**** Provided information ****

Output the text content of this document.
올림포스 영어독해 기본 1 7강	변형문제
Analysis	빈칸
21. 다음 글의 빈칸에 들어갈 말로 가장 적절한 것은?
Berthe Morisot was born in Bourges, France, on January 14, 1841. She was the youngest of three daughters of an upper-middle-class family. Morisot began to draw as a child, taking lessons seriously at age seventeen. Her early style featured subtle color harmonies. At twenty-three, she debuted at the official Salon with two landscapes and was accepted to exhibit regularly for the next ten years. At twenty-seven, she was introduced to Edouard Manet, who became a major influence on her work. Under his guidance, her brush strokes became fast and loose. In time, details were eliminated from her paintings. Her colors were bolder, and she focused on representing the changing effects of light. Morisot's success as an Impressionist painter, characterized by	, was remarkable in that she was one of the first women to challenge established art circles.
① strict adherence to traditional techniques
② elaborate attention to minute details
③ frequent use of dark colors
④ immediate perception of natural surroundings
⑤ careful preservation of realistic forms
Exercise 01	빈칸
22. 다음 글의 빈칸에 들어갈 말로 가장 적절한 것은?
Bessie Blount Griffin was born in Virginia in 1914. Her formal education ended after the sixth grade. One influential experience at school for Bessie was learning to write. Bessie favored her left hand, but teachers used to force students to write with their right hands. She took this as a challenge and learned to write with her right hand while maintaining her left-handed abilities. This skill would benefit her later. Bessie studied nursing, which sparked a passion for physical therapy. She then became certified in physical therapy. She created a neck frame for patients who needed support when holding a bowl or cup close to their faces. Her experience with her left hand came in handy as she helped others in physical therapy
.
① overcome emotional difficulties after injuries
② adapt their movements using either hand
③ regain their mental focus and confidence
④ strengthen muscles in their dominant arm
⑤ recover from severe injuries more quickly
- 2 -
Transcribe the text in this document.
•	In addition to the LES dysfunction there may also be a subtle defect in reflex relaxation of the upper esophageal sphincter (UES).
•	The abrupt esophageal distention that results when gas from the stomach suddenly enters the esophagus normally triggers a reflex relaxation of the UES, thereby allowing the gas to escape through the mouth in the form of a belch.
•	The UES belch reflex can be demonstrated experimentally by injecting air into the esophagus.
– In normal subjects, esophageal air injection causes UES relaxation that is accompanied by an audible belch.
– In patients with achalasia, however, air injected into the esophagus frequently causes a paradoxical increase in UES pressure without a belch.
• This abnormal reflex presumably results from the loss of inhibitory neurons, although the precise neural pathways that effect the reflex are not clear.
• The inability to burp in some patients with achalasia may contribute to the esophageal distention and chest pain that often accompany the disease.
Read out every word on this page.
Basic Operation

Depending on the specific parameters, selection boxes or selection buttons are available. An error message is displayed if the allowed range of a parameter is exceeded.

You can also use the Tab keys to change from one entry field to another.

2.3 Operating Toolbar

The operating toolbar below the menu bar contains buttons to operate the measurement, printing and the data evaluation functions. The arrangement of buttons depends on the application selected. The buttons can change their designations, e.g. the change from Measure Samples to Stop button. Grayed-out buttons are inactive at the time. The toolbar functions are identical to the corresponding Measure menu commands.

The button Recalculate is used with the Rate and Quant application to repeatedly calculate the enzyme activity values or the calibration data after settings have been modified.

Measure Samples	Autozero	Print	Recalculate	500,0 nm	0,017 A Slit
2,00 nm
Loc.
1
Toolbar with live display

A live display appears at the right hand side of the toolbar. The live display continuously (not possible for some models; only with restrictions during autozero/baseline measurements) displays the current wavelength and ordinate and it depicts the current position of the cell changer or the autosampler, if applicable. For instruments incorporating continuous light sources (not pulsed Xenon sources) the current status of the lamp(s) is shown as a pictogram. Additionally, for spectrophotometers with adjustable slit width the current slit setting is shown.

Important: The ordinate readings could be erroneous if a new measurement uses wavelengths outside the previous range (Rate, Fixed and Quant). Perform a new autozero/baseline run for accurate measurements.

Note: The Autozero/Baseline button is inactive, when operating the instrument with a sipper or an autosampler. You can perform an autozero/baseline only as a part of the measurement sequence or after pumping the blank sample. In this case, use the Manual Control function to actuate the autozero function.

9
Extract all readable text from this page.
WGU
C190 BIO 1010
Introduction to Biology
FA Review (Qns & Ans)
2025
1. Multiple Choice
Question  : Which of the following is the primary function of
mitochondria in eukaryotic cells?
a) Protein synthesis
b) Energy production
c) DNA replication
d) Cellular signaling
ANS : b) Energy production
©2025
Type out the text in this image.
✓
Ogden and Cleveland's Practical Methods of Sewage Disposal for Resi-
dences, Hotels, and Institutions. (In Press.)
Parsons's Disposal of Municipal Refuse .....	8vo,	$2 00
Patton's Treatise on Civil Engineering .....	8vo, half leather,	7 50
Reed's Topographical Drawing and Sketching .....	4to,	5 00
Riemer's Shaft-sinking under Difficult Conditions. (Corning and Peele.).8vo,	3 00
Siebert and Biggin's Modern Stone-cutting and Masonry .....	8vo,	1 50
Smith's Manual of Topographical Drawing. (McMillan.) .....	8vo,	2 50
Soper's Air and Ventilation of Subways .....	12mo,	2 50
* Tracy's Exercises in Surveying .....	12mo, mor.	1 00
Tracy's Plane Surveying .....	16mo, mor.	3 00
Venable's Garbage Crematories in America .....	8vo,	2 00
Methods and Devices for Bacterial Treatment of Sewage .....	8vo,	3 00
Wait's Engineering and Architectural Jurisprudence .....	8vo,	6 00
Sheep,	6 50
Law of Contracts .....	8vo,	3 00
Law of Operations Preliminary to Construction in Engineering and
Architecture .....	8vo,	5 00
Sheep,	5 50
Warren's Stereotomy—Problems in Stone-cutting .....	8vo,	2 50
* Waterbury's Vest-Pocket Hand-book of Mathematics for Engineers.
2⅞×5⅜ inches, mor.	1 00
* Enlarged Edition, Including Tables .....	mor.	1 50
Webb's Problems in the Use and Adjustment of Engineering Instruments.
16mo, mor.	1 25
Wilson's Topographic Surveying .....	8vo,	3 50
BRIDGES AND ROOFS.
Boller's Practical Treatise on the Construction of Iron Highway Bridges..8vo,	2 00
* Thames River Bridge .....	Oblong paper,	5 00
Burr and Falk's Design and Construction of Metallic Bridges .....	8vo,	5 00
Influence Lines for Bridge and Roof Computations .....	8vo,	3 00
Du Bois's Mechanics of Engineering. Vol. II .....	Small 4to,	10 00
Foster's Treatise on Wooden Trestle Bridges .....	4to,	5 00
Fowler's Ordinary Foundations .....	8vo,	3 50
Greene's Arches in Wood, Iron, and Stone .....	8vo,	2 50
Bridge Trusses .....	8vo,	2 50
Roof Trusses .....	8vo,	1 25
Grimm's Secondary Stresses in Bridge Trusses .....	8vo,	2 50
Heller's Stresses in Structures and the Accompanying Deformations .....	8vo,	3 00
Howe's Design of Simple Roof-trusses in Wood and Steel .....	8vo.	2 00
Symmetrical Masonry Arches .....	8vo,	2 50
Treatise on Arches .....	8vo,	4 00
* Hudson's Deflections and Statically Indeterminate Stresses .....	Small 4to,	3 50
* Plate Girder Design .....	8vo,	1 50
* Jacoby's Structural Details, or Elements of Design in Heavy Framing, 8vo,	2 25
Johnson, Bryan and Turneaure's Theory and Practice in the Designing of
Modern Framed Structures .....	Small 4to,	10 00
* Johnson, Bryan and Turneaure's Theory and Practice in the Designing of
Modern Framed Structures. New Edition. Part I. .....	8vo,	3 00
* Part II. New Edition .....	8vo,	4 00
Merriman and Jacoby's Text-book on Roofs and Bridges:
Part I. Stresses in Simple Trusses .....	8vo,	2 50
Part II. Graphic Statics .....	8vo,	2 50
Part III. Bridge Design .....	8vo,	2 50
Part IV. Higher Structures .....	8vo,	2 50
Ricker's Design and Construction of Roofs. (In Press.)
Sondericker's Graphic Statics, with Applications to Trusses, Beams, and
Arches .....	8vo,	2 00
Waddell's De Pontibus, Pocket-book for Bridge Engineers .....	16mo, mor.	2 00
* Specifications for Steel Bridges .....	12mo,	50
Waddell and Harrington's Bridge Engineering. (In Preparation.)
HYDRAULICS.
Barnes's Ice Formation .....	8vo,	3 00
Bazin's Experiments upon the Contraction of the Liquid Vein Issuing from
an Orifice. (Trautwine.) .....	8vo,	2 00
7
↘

****

From the entries above, copy each line that holds "Stresses".

• **Exercise solution**:
Grimm's Secondary Stresses in Bridge Trusses .....	8vo,	2 50
Heller's Stresses in Structures and the Accompanying Deformations .....	8vo,	3 00
* Hudson's Deflections and Statically Indeterminate Stresses .....	Small 4to,	3 50
Part I. Stresses in Simple Trusses .....	8vo,	2 50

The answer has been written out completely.